- _MATERIAL FOR THE TASK_
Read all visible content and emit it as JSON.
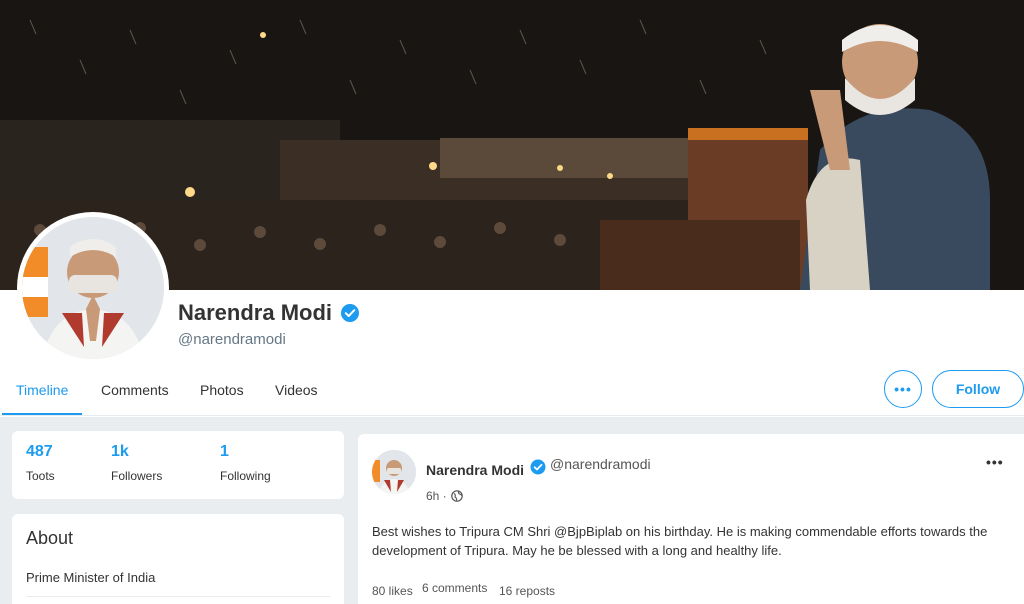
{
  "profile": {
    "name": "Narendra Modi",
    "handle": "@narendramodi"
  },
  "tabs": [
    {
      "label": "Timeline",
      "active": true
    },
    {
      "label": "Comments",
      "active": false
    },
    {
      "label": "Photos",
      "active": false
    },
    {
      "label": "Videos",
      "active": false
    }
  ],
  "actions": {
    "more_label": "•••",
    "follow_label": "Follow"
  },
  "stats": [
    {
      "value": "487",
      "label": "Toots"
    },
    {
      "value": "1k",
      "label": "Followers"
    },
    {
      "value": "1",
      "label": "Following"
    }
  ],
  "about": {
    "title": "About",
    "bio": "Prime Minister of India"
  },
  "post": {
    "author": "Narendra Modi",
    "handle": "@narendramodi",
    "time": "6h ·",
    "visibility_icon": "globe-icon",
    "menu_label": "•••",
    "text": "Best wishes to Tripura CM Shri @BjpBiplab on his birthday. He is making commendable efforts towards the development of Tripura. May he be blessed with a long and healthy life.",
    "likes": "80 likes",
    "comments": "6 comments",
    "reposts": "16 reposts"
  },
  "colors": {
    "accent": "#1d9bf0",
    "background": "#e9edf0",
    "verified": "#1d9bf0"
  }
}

- _CHALLENGE_
Restate the data above exactly, stripping out each image.

- _THE RESULT_
Read all visible content and emit it as JSON.
{
  "profile": {
    "name": "Narendra Modi",
    "handle": "@narendramodi"
  },
  "tabs": [
    {
      "label": "Timeline",
      "active": true
    },
    {
      "label": "Comments",
      "active": false
    },
    {
      "label": "Photos",
      "active": false
    },
    {
      "label": "Videos",
      "active": false
    }
  ],
  "actions": {
    "more_label": "•••",
    "follow_label": "Follow"
  },
  "stats": [
    {
      "value": "487",
      "label": "Toots"
    },
    {
      "value": "1k",
      "label": "Followers"
    },
    {
      "value": "1",
      "label": "Following"
    }
  ],
  "about": {
    "title": "About",
    "bio": "Prime Minister of India"
  },
  "post": {
    "author": "Narendra Modi",
    "handle": "@narendramodi",
    "time": "6h ·",
    "visibility_icon": "globe-icon",
    "menu_label": "•••",
    "text": "Best wishes to Tripura CM Shri @BjpBiplab on his birthday. He is making commendable efforts towards the development of Tripura. May he be blessed with a long and healthy life.",
    "likes": "80 likes",
    "comments": "6 comments",
    "reposts": "16 reposts"
  },
  "colors": {
    "accent": "#1d9bf0",
    "background": "#e9edf0",
    "verified": "#1d9bf0"
  }
}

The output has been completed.